▸ GIVEN PROBLEM
Search the material for the word "Players" and copy each line that holds it.

++++++++

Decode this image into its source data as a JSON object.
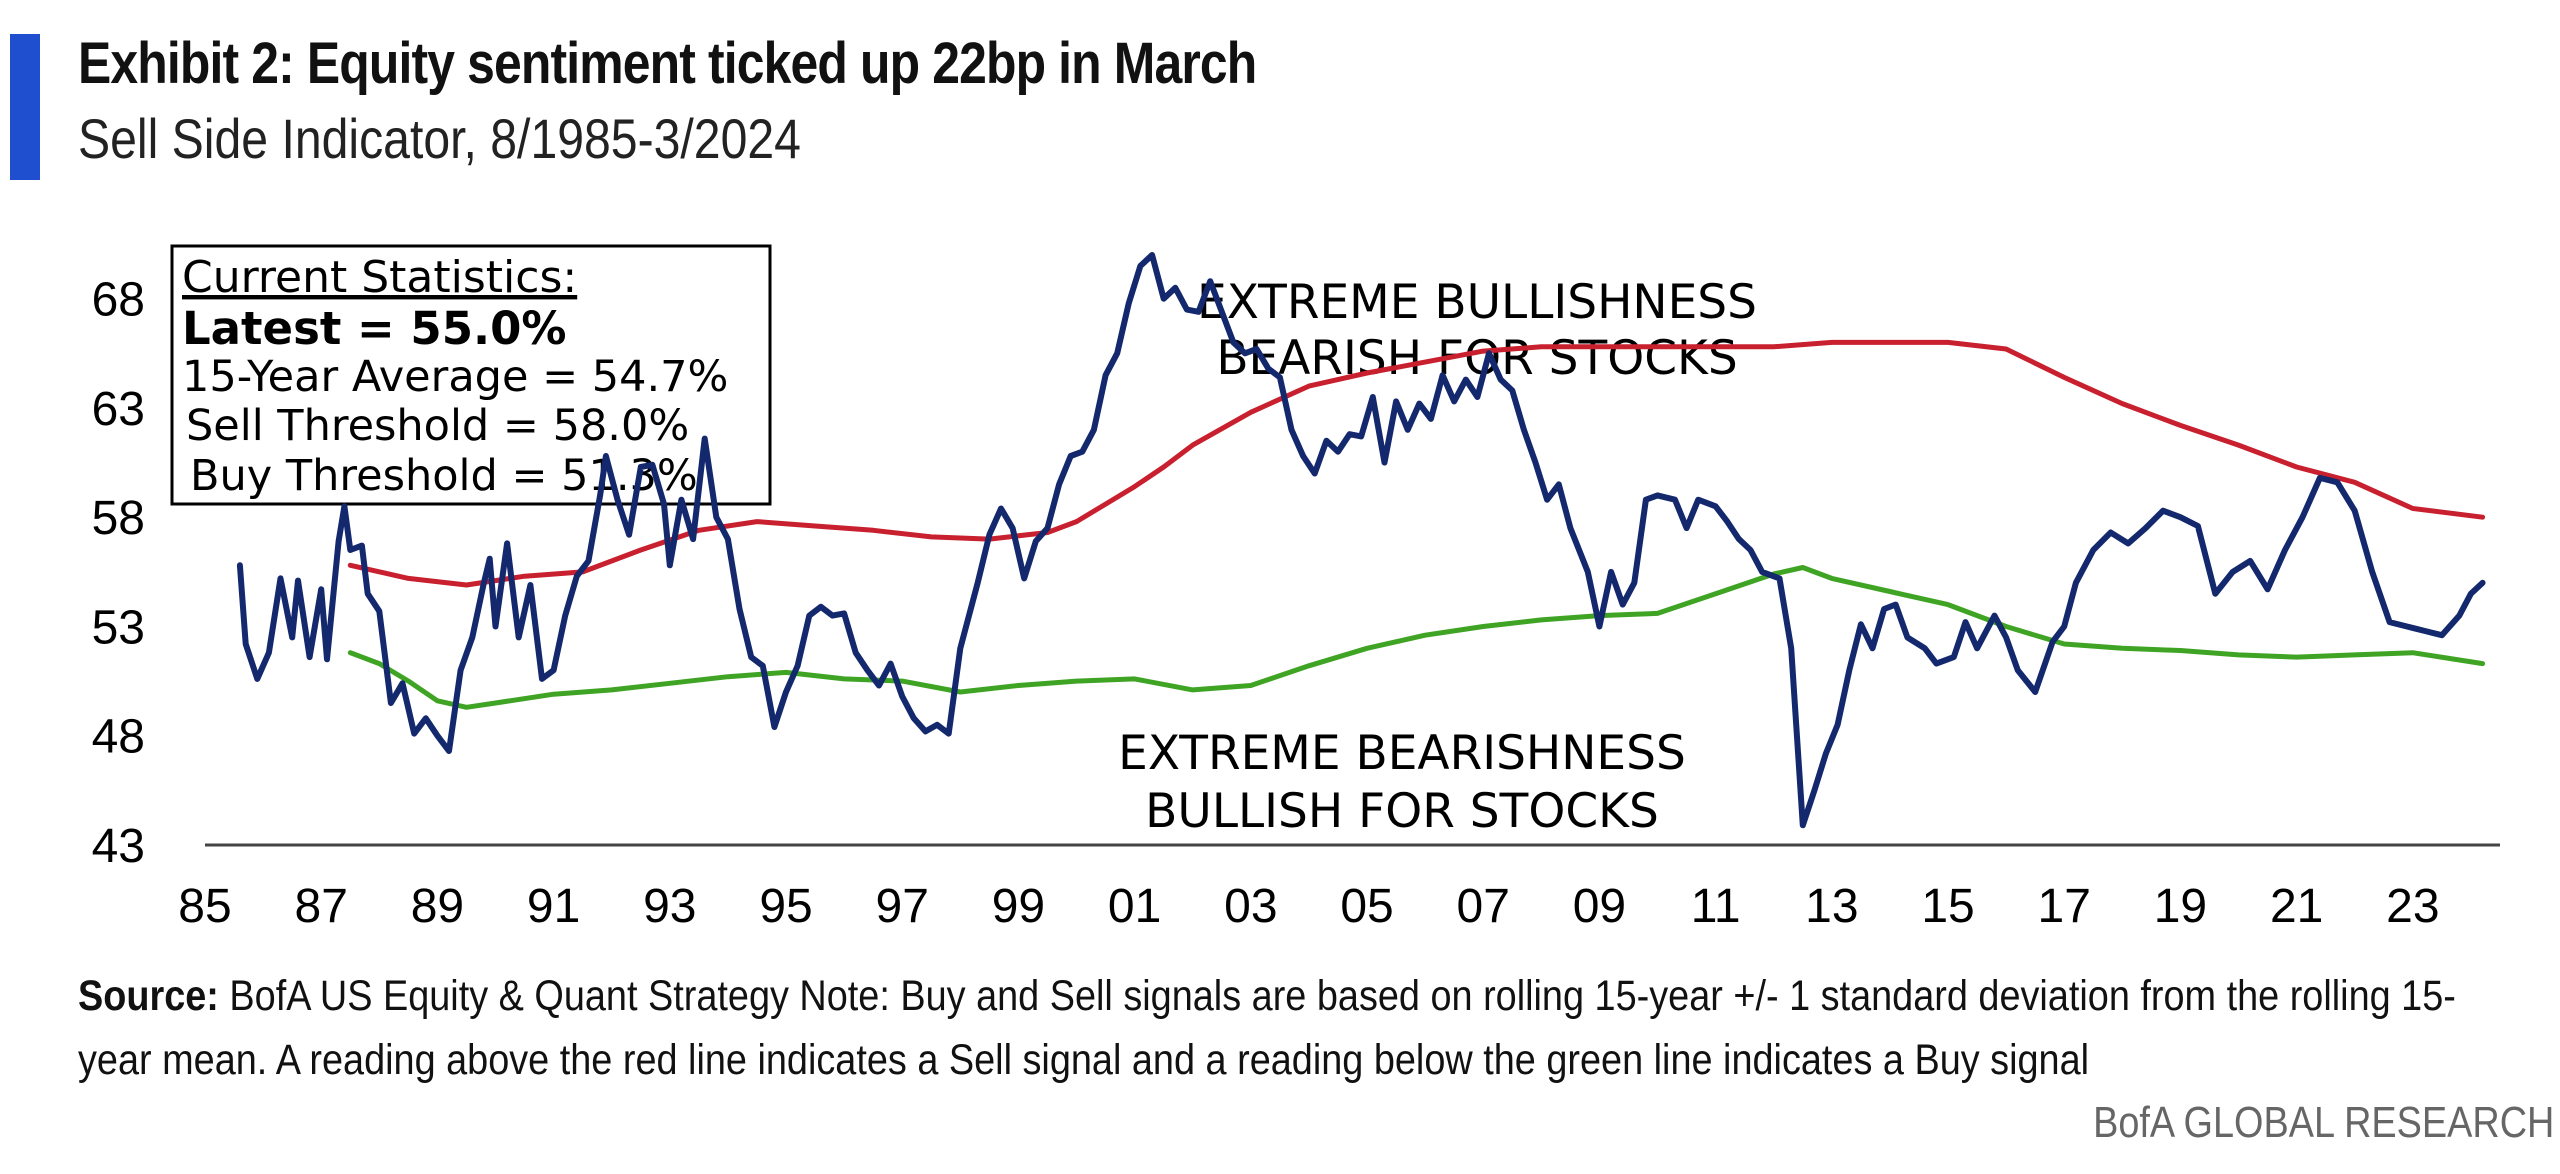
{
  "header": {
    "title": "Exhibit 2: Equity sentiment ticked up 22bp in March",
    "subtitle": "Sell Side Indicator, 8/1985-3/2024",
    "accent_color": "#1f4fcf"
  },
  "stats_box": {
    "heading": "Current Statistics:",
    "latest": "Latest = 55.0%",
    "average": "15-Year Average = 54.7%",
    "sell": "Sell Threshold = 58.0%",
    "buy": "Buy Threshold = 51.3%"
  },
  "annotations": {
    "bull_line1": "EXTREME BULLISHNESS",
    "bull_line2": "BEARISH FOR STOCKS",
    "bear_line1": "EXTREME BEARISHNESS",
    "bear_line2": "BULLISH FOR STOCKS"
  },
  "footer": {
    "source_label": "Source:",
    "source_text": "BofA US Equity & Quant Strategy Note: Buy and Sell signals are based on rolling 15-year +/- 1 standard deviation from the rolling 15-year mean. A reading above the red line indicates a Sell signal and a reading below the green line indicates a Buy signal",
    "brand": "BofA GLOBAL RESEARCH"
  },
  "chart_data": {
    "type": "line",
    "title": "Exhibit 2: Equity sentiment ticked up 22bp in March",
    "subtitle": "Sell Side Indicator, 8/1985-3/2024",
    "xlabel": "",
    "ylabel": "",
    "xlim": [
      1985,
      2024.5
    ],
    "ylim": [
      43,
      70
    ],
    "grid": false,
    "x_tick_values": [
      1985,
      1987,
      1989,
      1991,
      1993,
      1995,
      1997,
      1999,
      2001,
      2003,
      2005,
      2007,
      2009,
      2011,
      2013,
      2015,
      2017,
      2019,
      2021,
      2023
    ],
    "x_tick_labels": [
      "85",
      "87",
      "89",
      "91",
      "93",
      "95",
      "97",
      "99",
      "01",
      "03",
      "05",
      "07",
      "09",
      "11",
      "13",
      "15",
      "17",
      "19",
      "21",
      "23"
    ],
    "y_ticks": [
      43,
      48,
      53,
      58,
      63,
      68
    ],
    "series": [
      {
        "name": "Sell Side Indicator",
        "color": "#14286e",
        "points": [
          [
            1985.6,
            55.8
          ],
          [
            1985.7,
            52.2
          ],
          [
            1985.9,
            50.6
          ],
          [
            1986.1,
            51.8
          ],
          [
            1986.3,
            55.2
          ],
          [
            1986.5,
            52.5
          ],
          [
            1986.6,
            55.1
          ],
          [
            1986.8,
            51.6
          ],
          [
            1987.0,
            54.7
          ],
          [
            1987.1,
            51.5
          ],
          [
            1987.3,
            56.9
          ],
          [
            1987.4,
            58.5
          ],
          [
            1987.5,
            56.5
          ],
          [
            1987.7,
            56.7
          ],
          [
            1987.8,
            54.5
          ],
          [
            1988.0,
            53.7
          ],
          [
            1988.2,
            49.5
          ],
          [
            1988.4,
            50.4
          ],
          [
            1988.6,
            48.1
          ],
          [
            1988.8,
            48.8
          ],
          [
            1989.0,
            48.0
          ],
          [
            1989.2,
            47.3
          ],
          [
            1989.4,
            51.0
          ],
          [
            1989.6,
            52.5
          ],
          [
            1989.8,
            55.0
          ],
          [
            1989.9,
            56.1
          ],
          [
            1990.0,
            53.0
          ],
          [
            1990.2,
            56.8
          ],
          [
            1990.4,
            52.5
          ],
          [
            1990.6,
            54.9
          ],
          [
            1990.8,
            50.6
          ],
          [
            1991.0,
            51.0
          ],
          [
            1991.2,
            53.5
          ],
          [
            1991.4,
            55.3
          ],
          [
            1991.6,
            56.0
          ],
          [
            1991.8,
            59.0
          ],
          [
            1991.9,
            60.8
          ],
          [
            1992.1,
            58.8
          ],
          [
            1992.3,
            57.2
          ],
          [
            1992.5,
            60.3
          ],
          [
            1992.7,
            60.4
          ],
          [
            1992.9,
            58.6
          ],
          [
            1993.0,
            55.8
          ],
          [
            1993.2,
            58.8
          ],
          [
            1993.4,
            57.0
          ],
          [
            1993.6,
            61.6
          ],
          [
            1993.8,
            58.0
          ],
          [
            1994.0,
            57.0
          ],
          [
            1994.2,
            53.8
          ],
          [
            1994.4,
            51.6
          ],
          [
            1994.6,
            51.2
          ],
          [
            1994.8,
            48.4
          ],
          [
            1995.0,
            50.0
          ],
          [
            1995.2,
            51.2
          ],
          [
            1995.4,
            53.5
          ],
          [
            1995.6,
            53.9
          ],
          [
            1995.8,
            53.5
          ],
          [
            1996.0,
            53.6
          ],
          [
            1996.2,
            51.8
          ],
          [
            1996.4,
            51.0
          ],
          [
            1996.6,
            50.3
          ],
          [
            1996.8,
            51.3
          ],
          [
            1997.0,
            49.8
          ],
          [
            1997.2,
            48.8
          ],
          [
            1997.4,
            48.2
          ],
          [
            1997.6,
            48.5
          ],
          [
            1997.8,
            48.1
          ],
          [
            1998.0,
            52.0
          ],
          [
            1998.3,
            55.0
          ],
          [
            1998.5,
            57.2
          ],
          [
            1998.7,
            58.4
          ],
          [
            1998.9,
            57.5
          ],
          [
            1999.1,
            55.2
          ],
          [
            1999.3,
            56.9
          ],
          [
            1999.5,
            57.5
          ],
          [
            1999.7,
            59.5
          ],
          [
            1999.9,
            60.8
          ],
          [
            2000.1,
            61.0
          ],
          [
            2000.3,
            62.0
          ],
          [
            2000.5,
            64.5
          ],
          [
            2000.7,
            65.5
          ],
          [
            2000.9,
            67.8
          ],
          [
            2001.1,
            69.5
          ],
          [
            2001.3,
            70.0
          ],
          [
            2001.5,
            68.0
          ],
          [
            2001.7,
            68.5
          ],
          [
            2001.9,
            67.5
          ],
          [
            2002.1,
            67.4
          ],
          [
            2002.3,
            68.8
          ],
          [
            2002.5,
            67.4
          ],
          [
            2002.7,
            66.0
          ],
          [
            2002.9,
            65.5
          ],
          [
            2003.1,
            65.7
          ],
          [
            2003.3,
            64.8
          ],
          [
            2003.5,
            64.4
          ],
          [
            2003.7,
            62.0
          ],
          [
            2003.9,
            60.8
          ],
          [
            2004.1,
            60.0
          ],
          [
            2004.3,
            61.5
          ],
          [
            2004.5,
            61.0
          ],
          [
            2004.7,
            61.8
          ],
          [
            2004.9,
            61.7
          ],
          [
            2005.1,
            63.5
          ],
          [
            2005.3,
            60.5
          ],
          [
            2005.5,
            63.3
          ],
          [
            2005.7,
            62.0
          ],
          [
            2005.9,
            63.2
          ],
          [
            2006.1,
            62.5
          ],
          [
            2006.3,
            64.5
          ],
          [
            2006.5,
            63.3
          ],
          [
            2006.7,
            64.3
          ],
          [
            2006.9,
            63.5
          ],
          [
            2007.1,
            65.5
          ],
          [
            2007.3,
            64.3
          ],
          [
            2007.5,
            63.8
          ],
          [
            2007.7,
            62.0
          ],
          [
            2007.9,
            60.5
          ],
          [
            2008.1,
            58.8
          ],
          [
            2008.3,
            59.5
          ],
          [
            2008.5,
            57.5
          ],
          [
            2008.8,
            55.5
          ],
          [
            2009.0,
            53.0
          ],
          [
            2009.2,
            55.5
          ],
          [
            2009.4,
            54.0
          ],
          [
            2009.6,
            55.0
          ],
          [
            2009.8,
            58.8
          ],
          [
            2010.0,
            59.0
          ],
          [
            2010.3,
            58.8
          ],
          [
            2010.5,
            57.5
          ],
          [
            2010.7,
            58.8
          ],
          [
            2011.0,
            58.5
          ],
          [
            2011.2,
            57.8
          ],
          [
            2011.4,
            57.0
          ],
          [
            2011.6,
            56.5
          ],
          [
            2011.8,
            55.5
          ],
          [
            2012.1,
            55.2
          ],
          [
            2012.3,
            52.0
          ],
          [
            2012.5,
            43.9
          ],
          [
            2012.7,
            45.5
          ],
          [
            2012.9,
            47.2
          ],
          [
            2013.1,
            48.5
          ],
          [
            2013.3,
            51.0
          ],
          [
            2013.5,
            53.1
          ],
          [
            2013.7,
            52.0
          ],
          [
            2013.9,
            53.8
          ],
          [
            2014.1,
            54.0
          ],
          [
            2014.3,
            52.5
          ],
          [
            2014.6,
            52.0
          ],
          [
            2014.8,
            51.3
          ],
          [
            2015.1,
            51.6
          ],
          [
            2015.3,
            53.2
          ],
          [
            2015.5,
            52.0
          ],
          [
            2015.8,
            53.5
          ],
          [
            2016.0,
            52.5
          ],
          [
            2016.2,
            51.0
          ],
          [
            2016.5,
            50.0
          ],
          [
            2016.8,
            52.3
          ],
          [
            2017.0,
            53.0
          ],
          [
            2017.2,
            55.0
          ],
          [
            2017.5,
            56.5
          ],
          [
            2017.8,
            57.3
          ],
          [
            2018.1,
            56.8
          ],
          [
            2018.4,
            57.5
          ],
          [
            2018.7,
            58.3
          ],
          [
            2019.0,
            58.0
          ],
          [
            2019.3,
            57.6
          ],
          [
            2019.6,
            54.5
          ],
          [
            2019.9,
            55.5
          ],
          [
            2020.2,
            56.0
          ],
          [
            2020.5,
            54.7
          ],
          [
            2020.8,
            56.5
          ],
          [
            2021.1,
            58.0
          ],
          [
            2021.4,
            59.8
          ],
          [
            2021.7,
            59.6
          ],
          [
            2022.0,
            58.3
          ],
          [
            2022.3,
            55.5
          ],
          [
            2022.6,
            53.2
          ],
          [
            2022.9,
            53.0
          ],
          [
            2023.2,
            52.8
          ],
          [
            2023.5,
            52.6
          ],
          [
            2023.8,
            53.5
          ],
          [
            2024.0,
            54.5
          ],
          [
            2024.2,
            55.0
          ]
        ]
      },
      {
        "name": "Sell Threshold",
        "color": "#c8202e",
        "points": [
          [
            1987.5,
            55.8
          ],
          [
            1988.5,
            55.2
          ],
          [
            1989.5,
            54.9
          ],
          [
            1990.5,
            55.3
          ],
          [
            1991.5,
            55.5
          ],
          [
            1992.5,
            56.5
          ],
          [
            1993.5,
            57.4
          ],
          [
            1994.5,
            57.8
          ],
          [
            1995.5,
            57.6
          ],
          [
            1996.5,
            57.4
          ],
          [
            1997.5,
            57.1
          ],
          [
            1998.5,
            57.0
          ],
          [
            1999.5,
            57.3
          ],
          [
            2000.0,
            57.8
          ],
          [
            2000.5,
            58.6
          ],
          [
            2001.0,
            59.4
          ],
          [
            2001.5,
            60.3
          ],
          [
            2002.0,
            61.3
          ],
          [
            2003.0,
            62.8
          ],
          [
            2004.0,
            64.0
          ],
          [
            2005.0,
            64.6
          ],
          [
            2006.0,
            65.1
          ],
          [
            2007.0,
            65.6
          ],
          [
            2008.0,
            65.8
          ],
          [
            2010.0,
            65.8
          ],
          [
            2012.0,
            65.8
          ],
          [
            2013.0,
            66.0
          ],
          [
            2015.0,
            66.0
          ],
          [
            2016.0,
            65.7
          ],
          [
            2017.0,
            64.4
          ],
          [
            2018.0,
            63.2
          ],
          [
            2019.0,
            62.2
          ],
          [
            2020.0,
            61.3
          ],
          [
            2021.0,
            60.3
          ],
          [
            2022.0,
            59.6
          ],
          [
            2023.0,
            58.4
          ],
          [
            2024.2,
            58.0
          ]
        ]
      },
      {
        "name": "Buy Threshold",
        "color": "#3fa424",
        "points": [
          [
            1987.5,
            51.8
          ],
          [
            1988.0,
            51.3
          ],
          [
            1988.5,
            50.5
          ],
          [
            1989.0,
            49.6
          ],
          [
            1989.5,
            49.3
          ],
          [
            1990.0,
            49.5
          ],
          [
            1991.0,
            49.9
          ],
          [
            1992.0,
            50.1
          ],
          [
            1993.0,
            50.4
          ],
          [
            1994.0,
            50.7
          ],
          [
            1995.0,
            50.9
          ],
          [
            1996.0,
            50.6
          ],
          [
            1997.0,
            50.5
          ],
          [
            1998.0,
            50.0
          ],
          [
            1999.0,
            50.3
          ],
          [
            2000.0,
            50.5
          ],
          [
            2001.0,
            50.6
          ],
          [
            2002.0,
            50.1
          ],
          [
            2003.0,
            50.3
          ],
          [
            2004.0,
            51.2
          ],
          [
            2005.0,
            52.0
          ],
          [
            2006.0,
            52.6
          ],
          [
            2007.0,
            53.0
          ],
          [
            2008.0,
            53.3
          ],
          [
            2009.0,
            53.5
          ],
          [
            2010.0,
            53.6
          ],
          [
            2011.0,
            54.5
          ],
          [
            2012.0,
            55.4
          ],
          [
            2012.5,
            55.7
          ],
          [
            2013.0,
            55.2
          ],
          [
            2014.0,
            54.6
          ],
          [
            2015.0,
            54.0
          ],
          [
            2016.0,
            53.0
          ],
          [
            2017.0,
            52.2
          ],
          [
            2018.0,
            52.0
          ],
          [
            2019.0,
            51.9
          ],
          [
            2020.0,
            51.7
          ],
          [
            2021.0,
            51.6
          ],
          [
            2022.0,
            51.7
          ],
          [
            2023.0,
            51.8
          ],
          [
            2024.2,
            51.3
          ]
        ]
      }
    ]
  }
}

++++++++

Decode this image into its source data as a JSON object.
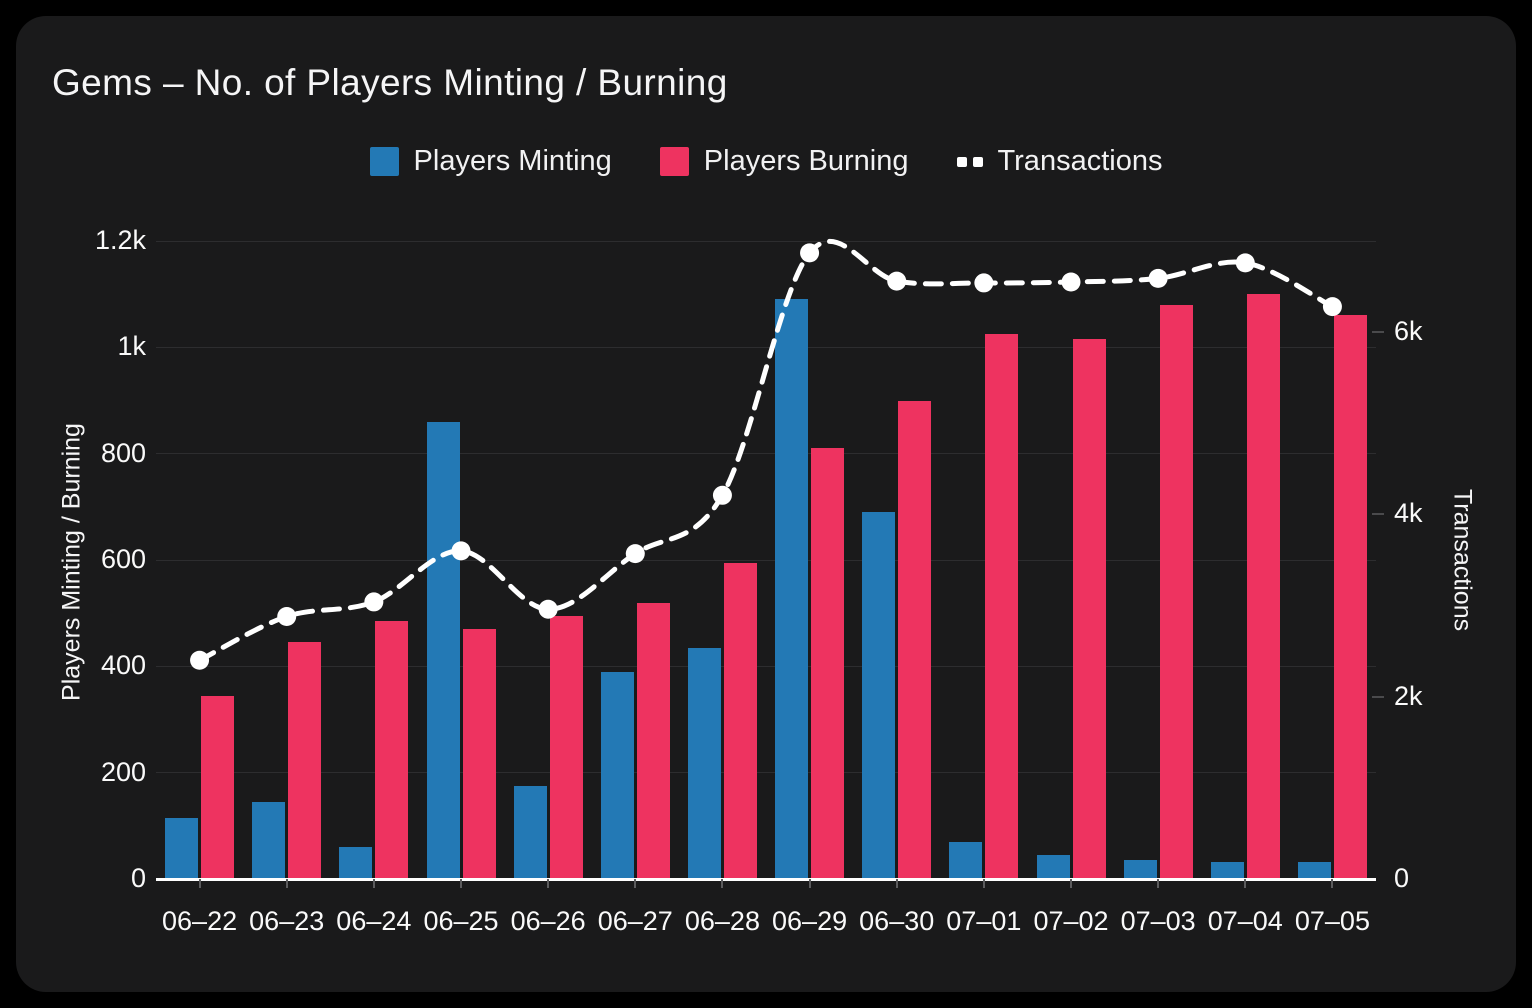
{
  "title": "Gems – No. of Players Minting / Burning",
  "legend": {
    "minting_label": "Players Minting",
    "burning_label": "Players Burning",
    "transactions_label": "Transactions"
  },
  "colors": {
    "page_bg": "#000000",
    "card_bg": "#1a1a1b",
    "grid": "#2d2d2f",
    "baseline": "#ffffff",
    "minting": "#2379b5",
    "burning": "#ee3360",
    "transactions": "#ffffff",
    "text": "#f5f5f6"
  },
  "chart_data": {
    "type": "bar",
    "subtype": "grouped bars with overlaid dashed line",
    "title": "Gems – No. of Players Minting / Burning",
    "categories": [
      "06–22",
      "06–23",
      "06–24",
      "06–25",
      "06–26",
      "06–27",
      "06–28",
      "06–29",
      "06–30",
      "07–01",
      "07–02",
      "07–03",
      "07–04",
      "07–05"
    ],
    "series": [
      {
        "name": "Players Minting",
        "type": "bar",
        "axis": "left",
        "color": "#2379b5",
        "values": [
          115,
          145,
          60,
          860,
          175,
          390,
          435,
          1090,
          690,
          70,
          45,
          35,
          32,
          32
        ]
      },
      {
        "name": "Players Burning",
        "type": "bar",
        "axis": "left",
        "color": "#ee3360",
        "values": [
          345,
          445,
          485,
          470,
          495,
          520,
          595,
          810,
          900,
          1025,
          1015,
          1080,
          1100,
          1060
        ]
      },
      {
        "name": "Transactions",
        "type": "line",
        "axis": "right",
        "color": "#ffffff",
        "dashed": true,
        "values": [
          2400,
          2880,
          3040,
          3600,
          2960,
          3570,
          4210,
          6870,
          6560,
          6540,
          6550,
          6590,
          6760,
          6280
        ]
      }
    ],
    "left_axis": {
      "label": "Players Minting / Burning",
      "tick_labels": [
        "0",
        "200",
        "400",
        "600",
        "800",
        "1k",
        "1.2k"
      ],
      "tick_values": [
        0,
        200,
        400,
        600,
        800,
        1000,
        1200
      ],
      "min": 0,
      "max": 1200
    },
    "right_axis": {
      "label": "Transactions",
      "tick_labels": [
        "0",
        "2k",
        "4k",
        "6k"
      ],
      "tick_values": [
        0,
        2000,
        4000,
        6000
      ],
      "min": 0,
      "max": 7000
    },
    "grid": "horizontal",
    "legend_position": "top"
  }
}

++++++++

▸ REPLY
  "title": "Gems – No. of Players Minting / Burning",
    "minting_label": "Players Minting",
    "burning_label": "Players Burning",
    "title": "Gems – No. of Players Minting / Burning",
        "name": "Players Minting",
        "name": "Players Burning",
      "label": "Players Minting / Burning",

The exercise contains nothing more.